• **Given instruction**: Pick out all lines with the word "history" from the records that follow.

• **Task input**:
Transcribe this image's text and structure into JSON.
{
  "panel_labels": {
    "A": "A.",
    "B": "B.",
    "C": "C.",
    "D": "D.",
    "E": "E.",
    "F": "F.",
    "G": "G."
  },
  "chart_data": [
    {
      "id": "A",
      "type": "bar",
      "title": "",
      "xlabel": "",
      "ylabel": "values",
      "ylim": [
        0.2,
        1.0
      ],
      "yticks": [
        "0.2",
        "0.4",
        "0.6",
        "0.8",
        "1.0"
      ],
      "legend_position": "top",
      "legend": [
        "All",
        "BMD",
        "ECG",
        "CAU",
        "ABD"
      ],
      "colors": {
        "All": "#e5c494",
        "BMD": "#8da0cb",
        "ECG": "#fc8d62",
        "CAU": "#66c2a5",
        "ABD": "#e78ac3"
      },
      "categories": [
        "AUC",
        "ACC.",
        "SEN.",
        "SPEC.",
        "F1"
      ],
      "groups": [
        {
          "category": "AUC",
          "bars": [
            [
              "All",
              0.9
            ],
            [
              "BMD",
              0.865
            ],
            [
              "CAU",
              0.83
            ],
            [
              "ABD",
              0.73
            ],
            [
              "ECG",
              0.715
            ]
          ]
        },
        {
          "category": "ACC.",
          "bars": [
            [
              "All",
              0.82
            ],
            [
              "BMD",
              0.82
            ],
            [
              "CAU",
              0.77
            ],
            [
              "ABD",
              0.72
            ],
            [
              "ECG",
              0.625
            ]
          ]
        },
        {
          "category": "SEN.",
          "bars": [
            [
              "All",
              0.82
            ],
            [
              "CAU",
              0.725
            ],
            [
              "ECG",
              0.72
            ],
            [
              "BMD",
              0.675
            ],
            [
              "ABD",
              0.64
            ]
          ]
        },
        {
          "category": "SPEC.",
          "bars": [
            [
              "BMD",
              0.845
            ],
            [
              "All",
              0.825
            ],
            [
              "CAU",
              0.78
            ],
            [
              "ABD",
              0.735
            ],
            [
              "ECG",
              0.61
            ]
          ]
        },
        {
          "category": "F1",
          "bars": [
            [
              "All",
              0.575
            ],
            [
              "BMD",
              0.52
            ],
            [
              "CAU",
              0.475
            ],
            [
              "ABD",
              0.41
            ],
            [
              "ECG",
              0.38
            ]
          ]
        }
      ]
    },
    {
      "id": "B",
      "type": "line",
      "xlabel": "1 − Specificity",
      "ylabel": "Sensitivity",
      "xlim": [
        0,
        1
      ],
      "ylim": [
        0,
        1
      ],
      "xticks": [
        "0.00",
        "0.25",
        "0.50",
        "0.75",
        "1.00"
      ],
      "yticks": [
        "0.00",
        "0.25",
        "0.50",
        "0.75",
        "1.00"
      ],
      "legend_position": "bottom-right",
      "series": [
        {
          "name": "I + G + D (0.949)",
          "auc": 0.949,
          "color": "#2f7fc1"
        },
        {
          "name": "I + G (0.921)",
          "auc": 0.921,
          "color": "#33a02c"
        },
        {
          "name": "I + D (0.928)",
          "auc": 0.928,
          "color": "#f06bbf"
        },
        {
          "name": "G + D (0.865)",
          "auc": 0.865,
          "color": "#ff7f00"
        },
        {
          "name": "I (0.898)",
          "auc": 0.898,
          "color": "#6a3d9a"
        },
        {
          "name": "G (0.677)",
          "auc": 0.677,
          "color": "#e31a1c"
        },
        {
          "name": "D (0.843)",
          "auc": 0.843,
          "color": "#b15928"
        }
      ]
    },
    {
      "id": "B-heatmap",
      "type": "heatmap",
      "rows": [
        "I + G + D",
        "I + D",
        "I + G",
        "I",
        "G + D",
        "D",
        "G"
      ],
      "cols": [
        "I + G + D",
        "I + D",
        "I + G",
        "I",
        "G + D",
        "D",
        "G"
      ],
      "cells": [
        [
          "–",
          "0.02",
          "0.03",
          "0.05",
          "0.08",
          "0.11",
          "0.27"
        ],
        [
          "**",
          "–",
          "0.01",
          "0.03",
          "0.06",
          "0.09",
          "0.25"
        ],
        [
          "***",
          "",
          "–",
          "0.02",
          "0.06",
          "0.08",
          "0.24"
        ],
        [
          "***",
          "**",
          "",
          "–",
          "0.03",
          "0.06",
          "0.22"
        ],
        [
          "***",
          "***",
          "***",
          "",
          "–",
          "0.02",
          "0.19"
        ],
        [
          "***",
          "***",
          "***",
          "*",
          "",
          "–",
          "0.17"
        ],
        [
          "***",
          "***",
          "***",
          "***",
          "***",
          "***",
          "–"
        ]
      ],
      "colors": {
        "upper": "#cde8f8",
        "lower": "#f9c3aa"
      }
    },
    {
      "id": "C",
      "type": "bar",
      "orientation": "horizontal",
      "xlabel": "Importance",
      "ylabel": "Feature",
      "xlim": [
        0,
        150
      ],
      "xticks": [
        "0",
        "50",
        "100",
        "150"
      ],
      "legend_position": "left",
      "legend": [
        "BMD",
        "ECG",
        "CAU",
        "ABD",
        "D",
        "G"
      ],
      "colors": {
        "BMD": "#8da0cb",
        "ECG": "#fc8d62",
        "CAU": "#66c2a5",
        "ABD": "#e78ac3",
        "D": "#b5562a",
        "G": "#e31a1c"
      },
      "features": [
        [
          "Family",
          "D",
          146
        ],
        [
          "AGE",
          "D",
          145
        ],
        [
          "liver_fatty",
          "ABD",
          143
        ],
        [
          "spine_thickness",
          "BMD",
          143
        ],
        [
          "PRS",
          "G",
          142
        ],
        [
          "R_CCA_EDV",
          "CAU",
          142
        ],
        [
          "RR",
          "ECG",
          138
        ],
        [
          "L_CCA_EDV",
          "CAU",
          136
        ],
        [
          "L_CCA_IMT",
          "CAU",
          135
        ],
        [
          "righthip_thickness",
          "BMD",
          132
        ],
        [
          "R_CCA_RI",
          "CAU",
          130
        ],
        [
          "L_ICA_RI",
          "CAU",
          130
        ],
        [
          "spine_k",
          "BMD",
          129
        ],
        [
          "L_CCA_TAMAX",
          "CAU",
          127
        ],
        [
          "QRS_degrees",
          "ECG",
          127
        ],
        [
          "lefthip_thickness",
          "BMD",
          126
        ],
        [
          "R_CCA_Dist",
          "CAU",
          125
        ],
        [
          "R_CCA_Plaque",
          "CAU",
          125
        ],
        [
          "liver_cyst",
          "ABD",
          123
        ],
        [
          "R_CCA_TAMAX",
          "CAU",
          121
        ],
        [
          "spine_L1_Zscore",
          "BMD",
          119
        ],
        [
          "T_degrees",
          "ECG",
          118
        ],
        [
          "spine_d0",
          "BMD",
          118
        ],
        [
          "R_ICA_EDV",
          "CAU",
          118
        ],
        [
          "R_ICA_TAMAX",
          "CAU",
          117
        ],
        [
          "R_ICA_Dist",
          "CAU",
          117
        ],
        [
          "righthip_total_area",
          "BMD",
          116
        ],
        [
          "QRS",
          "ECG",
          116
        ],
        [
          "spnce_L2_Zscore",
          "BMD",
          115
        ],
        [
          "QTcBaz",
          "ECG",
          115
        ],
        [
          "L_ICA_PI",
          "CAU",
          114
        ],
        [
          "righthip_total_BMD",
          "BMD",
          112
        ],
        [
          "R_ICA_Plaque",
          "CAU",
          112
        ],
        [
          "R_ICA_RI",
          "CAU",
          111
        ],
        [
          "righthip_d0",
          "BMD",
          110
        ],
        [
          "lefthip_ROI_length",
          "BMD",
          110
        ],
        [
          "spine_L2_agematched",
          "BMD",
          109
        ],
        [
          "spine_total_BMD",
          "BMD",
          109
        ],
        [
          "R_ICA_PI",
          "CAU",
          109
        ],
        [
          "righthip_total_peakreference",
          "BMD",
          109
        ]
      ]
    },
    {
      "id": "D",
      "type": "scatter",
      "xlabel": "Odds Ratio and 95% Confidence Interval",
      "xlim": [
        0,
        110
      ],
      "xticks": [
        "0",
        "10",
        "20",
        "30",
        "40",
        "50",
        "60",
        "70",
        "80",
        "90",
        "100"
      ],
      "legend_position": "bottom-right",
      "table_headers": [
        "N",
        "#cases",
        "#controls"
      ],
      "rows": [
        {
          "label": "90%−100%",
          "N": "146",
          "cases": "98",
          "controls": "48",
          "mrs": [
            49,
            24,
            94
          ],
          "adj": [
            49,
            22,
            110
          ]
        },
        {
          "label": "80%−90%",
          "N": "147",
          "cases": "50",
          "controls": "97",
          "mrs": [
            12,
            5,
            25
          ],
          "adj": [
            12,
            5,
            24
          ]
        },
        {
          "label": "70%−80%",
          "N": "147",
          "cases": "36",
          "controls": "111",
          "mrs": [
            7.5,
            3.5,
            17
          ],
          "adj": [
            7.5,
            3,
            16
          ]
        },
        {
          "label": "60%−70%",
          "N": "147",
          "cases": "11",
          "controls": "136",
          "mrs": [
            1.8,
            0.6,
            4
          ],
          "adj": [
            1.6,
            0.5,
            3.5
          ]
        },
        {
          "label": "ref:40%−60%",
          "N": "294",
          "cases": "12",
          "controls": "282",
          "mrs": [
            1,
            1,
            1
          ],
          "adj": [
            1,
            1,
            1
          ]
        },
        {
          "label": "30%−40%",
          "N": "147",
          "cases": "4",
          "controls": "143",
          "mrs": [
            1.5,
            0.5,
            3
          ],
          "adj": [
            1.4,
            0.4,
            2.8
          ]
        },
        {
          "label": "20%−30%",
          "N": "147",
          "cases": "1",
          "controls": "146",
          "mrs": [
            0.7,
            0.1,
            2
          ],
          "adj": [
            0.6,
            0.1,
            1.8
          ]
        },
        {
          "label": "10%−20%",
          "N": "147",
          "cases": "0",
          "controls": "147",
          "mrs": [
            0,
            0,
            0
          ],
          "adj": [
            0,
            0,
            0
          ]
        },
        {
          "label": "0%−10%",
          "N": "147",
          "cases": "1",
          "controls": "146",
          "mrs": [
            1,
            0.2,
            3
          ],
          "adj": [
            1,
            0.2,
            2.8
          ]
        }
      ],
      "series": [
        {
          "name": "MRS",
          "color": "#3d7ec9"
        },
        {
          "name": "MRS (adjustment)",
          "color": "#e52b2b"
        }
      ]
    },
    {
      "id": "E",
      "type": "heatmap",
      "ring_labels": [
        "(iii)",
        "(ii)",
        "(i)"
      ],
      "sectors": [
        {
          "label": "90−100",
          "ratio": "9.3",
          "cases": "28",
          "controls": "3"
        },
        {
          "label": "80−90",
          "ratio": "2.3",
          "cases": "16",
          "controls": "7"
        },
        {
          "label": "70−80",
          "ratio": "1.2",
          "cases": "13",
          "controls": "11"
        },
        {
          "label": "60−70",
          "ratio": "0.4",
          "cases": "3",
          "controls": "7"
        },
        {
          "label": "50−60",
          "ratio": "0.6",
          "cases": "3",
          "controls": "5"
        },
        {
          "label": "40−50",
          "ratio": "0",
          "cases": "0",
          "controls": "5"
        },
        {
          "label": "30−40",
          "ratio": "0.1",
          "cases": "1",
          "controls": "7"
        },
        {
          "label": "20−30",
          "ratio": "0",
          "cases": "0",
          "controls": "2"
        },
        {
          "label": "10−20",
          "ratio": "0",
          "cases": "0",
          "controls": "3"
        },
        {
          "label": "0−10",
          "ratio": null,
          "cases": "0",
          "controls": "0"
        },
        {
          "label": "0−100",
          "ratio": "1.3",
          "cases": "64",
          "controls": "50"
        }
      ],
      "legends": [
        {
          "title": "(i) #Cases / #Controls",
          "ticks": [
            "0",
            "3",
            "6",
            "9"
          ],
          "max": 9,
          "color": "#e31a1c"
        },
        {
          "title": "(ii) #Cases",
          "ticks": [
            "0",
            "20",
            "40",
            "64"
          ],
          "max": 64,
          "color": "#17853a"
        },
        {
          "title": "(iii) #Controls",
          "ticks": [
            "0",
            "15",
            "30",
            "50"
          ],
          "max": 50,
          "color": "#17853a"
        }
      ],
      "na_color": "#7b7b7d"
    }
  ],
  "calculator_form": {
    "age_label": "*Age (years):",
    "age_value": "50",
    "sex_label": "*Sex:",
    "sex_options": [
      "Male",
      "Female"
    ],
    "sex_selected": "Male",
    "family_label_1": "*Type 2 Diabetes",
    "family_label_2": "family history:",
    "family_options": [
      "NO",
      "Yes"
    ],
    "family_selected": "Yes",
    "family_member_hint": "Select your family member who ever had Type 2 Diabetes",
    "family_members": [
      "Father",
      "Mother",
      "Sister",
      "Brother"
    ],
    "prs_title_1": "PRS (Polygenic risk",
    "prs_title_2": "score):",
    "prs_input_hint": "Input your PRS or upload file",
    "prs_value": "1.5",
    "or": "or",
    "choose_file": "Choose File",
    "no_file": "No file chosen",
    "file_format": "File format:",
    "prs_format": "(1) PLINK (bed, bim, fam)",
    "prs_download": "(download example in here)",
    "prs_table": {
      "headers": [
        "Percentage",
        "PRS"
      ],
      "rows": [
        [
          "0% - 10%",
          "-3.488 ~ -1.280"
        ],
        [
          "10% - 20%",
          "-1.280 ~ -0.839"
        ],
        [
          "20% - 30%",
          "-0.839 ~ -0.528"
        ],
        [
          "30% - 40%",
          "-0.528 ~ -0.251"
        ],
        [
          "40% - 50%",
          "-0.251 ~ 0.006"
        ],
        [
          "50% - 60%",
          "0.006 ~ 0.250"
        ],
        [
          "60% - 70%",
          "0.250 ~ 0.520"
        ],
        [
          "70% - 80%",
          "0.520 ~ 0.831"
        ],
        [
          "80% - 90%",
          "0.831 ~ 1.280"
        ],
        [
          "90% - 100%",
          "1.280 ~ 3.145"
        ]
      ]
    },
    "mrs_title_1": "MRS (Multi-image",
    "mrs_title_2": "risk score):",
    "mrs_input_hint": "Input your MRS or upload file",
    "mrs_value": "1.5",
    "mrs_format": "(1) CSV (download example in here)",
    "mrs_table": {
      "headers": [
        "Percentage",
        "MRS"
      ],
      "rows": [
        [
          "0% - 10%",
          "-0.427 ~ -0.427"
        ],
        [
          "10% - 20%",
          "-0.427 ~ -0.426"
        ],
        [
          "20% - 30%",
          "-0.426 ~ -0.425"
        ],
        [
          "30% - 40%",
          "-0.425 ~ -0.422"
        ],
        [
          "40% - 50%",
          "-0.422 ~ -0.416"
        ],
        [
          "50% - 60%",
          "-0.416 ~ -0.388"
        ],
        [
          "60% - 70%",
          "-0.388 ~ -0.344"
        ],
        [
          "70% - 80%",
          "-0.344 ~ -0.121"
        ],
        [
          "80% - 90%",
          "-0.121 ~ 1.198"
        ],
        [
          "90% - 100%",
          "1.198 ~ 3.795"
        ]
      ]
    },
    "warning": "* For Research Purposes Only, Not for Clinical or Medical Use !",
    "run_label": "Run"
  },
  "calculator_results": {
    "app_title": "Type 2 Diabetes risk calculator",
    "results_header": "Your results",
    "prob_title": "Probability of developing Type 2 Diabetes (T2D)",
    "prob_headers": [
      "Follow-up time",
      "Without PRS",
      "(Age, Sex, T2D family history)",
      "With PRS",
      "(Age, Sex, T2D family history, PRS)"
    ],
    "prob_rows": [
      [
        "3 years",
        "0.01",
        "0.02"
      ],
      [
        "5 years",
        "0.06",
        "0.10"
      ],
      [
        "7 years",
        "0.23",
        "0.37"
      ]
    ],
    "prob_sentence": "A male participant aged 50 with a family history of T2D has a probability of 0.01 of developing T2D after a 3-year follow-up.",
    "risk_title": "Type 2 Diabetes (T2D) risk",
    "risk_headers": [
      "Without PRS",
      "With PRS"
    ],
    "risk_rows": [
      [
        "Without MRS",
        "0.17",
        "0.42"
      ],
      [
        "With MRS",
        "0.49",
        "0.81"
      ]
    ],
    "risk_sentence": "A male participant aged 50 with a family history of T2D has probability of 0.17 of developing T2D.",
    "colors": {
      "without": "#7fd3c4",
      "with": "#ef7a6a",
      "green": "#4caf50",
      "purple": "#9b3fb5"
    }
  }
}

• **Worked solution**:
    "family_label_2": "family history:",
      "(Age, Sex, T2D family history)",
      "(Age, Sex, T2D family history, PRS)"
    "prob_sentence": "A male participant aged 50 with a family history of T2D has a probability of 0.01 of developing T2D after a 3-year follow-up.",
    "risk_sentence": "A male participant aged 50 with a family history of T2D has probability of 0.17 of developing T2D.",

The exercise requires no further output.